↓↓↓

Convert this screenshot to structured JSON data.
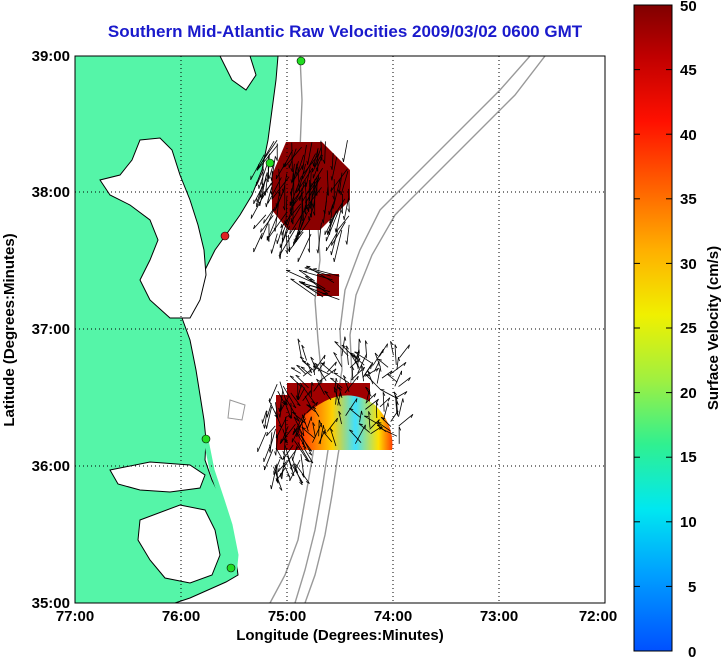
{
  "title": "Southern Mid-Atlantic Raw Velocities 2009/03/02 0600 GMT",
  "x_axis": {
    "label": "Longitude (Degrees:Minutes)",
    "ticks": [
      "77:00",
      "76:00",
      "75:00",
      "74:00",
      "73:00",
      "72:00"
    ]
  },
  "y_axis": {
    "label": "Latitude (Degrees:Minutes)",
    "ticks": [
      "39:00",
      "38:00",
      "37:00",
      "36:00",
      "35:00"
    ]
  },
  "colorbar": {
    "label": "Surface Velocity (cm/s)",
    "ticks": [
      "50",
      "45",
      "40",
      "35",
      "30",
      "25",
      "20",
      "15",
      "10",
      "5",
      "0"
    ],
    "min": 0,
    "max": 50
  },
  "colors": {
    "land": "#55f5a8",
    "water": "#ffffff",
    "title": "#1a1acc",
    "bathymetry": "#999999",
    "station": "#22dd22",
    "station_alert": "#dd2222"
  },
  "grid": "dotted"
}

↑↑↑

Work to complete
Without the pictures, repeat all the records word for word.

Task response
Convert this screenshot to structured JSON data.
{
  "title": "Southern Mid-Atlantic Raw Velocities 2009/03/02 0600 GMT",
  "x_axis": {
    "label": "Longitude (Degrees:Minutes)",
    "ticks": [
      "77:00",
      "76:00",
      "75:00",
      "74:00",
      "73:00",
      "72:00"
    ]
  },
  "y_axis": {
    "label": "Latitude (Degrees:Minutes)",
    "ticks": [
      "39:00",
      "38:00",
      "37:00",
      "36:00",
      "35:00"
    ]
  },
  "colorbar": {
    "label": "Surface Velocity (cm/s)",
    "ticks": [
      "50",
      "45",
      "40",
      "35",
      "30",
      "25",
      "20",
      "15",
      "10",
      "5",
      "0"
    ],
    "min": 0,
    "max": 50
  },
  "colors": {
    "land": "#55f5a8",
    "water": "#ffffff",
    "title": "#1a1acc",
    "bathymetry": "#999999",
    "station": "#22dd22",
    "station_alert": "#dd2222"
  },
  "grid": "dotted"
}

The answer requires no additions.